▶ Work to be completed: Reproduce the records. Keep every word exact and include no images.

══ Record list

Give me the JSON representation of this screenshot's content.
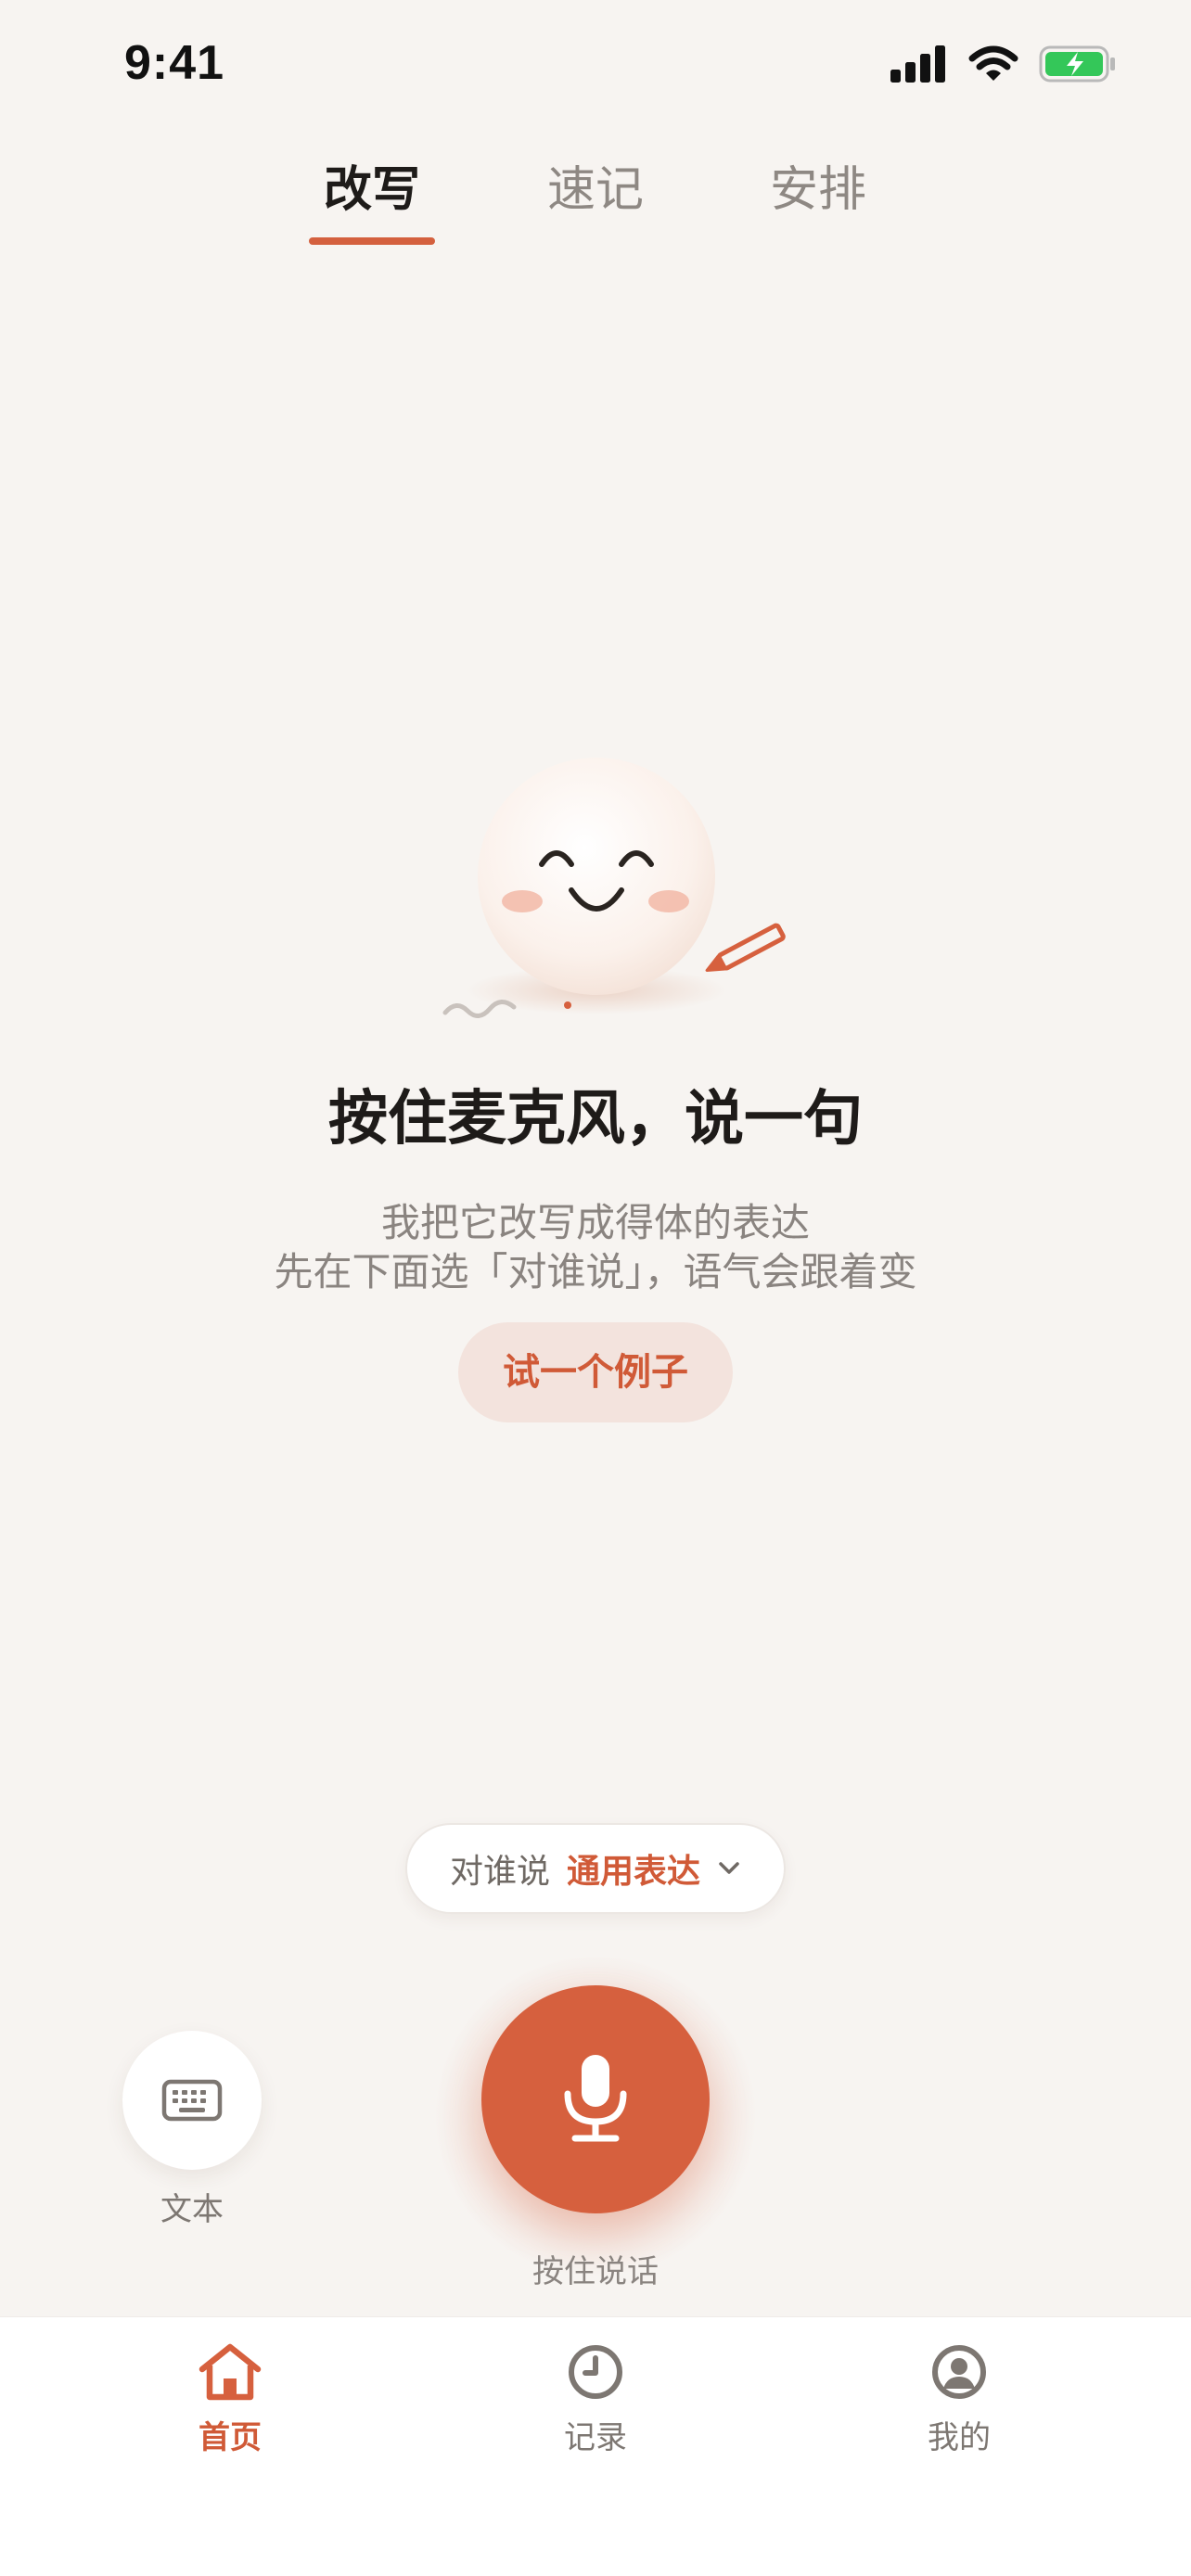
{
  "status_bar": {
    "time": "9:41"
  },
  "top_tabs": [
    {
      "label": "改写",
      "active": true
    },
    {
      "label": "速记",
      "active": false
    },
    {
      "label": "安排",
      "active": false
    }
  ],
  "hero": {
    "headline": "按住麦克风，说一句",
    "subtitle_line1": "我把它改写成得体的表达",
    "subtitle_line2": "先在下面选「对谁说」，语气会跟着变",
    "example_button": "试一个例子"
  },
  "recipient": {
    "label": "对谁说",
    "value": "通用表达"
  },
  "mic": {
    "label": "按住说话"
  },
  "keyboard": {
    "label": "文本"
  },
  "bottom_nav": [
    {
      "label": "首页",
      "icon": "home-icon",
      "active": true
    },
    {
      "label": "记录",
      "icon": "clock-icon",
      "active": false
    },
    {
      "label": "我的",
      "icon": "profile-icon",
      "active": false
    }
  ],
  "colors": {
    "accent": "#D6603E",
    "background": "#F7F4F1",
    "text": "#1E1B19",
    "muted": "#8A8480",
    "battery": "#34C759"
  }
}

════

▶ Task solution:
Give me the JSON representation of this screenshot's content.
{
  "status_bar": {
    "time": "9:41"
  },
  "top_tabs": [
    {
      "label": "改写",
      "active": true
    },
    {
      "label": "速记",
      "active": false
    },
    {
      "label": "安排",
      "active": false
    }
  ],
  "hero": {
    "headline": "按住麦克风，说一句",
    "subtitle_line1": "我把它改写成得体的表达",
    "subtitle_line2": "先在下面选「对谁说」，语气会跟着变",
    "example_button": "试一个例子"
  },
  "recipient": {
    "label": "对谁说",
    "value": "通用表达"
  },
  "mic": {
    "label": "按住说话"
  },
  "keyboard": {
    "label": "文本"
  },
  "bottom_nav": [
    {
      "label": "首页",
      "icon": "home-icon",
      "active": true
    },
    {
      "label": "记录",
      "icon": "clock-icon",
      "active": false
    },
    {
      "label": "我的",
      "icon": "profile-icon",
      "active": false
    }
  ],
  "colors": {
    "accent": "#D6603E",
    "background": "#F7F4F1",
    "text": "#1E1B19",
    "muted": "#8A8480",
    "battery": "#34C759"
  }
}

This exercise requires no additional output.